● **Exercise brief**
Find the lines holding the string "color" in the data, then copy all of them.

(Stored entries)
____

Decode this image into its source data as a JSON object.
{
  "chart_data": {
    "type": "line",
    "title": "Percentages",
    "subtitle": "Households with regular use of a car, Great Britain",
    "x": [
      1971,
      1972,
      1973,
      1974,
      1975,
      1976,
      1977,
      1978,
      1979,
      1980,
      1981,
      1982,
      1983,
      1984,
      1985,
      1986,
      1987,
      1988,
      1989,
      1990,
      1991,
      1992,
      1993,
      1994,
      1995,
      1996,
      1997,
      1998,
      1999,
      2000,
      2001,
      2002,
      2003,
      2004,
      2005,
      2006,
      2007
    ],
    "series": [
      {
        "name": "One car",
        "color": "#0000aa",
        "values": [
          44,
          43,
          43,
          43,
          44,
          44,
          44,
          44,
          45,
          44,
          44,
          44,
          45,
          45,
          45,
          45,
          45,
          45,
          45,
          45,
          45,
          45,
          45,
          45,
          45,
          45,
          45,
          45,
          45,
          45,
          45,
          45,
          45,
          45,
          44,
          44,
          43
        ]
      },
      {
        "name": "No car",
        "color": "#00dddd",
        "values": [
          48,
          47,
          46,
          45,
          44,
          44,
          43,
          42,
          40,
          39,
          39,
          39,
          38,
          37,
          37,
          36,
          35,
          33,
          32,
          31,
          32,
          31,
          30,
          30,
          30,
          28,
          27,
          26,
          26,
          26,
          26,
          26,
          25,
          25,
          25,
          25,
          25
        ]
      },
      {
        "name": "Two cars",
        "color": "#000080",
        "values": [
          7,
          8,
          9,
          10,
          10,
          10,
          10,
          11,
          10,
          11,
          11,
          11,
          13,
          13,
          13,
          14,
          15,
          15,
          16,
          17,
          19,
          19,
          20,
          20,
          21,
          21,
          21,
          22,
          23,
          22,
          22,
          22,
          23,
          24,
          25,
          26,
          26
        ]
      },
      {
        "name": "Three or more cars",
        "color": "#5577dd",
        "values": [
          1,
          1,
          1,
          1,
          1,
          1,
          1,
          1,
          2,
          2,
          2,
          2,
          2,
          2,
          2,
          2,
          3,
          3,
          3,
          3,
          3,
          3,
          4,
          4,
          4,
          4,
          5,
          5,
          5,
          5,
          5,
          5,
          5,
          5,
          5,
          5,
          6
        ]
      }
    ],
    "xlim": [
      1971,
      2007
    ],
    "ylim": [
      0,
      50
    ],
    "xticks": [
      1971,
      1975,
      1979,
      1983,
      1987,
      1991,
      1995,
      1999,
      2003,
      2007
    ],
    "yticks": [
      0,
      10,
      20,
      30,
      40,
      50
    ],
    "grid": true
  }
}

____

● **Solved problem**
        "color": "#0000aa",
        "color": "#00dddd",
        "color": "#000080",
        "color": "#5577dd",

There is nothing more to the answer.